>> BEGIN Supplied data
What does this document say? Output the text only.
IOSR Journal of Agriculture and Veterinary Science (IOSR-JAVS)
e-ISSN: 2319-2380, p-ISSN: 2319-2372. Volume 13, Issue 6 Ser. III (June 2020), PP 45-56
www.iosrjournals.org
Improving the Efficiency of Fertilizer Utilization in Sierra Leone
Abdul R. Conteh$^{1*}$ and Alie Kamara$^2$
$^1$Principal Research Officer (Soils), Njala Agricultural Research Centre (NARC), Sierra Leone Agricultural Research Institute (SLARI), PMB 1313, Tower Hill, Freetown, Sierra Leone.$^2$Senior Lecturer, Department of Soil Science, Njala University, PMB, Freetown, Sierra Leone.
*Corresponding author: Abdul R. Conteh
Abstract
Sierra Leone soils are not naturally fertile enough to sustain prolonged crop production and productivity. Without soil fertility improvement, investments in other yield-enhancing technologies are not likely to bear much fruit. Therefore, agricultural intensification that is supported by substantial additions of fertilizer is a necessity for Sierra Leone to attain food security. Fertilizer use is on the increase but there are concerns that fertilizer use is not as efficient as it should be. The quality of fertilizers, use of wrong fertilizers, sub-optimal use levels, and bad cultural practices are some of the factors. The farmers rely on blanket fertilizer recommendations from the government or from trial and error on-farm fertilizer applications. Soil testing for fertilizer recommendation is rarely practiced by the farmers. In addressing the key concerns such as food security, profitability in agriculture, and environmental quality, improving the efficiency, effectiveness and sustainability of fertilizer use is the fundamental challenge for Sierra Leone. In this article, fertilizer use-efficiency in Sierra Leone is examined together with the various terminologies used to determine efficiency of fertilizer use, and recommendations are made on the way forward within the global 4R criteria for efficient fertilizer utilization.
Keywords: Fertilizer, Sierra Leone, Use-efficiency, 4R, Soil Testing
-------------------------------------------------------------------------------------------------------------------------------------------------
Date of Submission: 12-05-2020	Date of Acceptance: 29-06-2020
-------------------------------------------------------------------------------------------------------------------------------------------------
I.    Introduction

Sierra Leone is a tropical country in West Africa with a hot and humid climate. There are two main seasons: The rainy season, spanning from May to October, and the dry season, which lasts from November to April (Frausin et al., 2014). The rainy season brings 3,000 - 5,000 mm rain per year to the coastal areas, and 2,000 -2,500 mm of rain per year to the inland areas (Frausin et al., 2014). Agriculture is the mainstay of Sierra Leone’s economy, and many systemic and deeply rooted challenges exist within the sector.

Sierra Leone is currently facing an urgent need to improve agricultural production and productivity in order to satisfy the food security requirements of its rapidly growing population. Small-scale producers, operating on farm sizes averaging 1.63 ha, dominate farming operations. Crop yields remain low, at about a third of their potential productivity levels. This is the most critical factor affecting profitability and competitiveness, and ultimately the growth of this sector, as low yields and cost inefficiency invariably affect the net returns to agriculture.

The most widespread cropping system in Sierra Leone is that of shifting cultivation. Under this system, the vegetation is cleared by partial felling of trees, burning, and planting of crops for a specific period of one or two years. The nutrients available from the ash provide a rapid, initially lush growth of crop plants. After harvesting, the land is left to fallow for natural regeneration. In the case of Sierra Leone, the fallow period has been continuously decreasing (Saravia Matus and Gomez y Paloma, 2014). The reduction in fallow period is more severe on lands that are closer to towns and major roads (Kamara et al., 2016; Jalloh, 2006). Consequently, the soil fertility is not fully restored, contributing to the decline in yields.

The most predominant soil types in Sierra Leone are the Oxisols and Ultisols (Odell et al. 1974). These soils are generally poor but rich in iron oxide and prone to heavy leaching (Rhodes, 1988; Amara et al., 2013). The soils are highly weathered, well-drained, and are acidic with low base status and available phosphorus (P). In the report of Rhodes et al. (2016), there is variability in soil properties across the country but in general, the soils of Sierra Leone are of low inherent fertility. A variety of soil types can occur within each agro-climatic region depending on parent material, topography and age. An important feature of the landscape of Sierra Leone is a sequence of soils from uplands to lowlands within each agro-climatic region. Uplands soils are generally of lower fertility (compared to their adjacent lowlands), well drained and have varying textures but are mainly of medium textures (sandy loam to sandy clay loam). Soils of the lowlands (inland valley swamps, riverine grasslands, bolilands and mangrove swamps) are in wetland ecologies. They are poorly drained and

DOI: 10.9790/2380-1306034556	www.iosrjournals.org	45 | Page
>> END Supplied data
Task details
Pull out all lines in the data above that include "Conteh".

Right answer
Abdul R. Conteh$^{1*}$ and Alie Kamara$^2$
*Corresponding author: Abdul R. Conteh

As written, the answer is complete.